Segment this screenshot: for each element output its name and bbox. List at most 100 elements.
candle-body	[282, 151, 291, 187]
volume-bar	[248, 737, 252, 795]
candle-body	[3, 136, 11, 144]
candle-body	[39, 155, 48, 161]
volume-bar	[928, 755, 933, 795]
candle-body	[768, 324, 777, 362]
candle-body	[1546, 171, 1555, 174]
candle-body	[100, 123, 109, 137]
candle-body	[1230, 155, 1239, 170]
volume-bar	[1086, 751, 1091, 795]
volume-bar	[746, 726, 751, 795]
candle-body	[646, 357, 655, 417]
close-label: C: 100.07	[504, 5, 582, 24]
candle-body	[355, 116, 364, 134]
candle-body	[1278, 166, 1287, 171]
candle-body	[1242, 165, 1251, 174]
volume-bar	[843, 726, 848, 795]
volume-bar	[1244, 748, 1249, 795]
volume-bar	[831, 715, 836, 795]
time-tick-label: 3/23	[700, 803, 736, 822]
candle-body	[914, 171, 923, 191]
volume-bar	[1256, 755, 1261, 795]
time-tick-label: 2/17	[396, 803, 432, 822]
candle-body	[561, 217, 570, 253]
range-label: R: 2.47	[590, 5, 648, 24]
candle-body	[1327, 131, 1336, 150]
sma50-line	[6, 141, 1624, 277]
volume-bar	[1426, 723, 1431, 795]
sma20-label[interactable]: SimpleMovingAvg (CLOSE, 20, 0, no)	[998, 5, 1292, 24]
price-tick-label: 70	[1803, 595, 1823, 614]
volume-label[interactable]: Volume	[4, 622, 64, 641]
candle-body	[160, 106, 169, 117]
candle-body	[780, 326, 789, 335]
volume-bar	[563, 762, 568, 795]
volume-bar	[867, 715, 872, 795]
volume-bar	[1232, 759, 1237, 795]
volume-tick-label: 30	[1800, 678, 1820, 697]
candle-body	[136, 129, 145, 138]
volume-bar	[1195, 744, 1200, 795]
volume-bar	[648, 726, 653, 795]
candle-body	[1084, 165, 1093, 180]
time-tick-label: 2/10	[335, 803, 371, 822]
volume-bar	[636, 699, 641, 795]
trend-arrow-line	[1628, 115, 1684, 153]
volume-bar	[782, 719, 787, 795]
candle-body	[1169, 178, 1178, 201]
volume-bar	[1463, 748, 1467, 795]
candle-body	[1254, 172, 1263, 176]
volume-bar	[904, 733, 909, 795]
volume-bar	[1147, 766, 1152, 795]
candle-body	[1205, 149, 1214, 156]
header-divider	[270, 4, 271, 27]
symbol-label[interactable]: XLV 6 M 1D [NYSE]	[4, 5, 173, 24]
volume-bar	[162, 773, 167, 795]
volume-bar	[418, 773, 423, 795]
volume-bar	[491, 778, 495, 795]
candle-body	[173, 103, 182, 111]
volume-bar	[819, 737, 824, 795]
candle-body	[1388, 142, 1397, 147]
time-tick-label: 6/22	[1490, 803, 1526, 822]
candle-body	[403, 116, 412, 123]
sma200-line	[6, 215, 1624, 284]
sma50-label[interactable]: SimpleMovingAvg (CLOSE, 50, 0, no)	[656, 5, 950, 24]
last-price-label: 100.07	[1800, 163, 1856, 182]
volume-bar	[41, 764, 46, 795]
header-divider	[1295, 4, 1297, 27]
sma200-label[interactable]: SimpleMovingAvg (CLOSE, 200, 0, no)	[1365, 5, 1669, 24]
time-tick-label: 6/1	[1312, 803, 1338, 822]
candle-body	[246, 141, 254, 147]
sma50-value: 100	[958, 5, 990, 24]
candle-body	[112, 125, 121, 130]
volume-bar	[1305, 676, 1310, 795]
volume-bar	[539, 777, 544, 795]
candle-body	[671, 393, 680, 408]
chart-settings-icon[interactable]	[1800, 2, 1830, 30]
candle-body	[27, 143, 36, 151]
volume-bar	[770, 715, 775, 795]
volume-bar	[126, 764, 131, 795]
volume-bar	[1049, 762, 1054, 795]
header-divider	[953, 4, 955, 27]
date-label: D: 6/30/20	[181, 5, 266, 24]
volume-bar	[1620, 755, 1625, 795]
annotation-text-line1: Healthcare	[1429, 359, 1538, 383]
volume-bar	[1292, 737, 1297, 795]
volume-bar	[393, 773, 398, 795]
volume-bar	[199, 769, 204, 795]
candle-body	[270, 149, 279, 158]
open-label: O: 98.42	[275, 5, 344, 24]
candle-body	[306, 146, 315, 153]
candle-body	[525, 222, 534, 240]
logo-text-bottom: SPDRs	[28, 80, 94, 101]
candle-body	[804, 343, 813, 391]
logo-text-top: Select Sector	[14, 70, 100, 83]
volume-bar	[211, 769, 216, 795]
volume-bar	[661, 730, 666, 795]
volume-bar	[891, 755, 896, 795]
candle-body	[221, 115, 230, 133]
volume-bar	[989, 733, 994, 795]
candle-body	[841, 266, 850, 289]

┄┄┄┄┄┄┄┄┄┄

- _THE EXERCISE_
Return every line of the rows that contains the string "text", treating uppercase and lowercase letters as distinct.

- _SOLVED PROBLEM_
annotation-text-line1: Healthcare	[1429, 359, 1538, 383]
logo-text-bottom: SPDRs	[28, 80, 94, 101]
logo-text-top: Select Sector	[14, 70, 100, 83]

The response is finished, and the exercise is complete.